Keep only the lines of the data below that contain "Beaumard", and copy them.

━━━━━ Entries provided ━━━━━

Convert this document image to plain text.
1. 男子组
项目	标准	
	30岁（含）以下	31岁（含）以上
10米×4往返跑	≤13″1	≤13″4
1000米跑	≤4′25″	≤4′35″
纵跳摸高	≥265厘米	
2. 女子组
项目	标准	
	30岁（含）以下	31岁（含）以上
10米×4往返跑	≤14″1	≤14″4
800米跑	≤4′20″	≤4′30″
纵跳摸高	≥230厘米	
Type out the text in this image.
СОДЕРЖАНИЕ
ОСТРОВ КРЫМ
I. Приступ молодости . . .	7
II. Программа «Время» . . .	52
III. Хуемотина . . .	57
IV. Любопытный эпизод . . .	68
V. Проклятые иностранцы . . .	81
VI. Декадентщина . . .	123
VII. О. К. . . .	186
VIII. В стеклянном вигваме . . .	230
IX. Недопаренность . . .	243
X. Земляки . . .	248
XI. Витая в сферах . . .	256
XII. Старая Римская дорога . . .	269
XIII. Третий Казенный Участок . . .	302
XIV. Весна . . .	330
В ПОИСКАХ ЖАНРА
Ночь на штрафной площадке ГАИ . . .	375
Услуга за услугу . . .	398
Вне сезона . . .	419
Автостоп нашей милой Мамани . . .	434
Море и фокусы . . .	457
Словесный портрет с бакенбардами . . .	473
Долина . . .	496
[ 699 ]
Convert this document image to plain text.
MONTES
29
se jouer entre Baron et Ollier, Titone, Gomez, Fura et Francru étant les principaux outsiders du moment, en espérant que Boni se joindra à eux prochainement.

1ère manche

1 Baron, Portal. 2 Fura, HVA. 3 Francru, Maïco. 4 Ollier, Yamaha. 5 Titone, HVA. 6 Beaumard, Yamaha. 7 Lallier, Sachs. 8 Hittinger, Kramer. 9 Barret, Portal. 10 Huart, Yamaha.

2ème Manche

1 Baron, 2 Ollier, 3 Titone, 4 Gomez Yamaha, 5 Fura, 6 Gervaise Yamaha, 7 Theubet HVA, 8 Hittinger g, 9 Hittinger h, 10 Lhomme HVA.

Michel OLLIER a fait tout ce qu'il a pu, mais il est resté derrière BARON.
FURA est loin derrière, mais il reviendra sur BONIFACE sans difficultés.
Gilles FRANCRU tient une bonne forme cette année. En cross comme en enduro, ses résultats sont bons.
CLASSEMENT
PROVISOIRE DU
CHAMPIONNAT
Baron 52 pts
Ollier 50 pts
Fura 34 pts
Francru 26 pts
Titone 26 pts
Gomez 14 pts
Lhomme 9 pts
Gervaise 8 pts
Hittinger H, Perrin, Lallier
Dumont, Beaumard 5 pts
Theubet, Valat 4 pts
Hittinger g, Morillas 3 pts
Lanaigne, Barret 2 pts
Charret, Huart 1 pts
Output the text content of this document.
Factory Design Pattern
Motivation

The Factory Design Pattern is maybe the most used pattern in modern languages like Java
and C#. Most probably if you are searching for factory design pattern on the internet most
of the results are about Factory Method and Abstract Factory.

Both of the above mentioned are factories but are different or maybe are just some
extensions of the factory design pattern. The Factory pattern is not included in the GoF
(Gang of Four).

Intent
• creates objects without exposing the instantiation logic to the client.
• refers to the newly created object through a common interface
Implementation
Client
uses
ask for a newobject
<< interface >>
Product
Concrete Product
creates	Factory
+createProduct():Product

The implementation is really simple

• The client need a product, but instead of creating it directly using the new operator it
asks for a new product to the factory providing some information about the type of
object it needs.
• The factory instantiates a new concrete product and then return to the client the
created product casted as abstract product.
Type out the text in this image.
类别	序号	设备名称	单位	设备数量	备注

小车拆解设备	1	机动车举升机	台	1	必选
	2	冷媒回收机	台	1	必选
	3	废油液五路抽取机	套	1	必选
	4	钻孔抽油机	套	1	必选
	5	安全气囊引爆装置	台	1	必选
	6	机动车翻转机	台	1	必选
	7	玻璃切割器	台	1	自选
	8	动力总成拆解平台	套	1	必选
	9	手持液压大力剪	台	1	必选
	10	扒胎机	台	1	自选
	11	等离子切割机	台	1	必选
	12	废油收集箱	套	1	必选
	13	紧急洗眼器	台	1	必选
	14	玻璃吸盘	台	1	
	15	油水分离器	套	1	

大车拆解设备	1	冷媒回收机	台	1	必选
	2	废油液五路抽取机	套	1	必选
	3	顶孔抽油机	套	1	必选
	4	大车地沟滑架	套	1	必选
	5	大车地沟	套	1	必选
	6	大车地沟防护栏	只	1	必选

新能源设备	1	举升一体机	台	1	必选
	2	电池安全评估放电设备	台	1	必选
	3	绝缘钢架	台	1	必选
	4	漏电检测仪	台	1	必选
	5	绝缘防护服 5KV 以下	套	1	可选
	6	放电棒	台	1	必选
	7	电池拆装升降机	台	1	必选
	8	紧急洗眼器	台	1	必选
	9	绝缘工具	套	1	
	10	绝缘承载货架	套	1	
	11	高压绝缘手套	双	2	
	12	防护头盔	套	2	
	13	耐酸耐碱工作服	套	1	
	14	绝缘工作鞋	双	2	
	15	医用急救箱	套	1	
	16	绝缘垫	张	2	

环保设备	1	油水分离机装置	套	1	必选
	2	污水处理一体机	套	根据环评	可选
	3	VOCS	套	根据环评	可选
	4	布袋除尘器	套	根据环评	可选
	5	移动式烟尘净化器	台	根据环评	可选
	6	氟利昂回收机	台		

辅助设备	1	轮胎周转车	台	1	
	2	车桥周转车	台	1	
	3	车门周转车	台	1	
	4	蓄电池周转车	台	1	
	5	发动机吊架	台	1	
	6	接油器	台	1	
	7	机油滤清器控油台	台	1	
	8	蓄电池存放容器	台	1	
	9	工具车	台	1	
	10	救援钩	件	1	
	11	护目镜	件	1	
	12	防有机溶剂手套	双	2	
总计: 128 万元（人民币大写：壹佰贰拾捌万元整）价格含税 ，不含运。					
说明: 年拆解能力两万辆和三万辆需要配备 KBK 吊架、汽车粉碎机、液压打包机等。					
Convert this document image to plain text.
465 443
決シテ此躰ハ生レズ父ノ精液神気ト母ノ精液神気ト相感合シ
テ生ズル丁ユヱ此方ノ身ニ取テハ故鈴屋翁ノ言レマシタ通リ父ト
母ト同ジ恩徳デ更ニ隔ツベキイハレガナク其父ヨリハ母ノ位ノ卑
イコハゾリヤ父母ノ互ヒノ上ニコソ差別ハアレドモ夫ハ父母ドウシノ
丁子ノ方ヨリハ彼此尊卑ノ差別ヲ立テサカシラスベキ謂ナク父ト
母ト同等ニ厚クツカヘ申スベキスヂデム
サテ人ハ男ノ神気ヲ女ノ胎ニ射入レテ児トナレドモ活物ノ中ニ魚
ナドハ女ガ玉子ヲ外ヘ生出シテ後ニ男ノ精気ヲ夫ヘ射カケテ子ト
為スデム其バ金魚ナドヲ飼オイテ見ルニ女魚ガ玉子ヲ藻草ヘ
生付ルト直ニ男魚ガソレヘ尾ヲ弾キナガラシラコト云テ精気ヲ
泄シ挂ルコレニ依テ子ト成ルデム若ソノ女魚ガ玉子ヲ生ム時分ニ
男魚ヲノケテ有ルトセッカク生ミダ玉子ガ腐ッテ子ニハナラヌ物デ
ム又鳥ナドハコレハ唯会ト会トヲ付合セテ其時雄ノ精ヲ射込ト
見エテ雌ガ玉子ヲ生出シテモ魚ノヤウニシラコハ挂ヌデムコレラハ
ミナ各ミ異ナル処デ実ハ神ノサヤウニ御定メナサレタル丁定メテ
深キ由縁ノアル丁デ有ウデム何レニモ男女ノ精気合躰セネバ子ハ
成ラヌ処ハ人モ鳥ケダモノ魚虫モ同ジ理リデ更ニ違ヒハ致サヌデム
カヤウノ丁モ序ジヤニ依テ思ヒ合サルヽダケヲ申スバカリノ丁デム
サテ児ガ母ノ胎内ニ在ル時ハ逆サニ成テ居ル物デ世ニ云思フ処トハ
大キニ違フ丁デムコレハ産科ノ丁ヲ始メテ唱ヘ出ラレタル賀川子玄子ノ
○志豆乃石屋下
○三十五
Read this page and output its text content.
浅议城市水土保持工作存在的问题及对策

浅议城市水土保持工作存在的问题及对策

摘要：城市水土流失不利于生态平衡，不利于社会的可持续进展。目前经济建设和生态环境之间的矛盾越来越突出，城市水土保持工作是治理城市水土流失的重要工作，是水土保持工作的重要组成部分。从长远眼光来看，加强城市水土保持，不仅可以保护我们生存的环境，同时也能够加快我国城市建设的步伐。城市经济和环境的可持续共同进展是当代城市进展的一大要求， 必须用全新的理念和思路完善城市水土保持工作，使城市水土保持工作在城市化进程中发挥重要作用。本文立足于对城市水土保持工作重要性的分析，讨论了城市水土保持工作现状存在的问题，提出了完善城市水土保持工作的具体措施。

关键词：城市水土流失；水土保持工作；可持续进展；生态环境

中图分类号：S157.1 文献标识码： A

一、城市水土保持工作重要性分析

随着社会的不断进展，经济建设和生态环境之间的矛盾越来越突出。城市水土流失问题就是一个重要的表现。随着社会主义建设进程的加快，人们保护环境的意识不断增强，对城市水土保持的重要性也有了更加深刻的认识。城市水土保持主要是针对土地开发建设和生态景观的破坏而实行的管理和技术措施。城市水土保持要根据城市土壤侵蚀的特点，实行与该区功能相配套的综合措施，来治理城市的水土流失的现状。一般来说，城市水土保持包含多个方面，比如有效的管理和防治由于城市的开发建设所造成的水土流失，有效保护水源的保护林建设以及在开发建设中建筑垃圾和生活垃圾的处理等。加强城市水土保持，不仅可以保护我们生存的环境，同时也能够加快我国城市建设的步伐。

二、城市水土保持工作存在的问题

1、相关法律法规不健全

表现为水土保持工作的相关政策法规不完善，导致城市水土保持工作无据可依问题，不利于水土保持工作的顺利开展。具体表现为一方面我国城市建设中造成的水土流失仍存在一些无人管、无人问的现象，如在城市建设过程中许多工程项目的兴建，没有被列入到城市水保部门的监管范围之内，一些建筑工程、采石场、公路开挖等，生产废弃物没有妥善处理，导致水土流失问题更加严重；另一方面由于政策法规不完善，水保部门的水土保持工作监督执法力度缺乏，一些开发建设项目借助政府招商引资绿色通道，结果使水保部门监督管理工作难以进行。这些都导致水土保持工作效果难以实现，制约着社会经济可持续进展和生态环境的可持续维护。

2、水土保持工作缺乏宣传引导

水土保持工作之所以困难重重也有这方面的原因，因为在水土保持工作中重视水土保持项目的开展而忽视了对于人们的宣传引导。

━━━━━

**Solution for this exercise:**
1 Baron, Portal. 2 Fura, HVA. 3 Francru, Maïco. 4 Ollier, Yamaha. 5 Titone, HVA. 6 Beaumard, Yamaha. 7 Lallier, Sachs. 8 Hittinger, Kramer. 9 Barret, Portal. 10 Huart, Yamaha.
Dumont, Beaumard 5 pts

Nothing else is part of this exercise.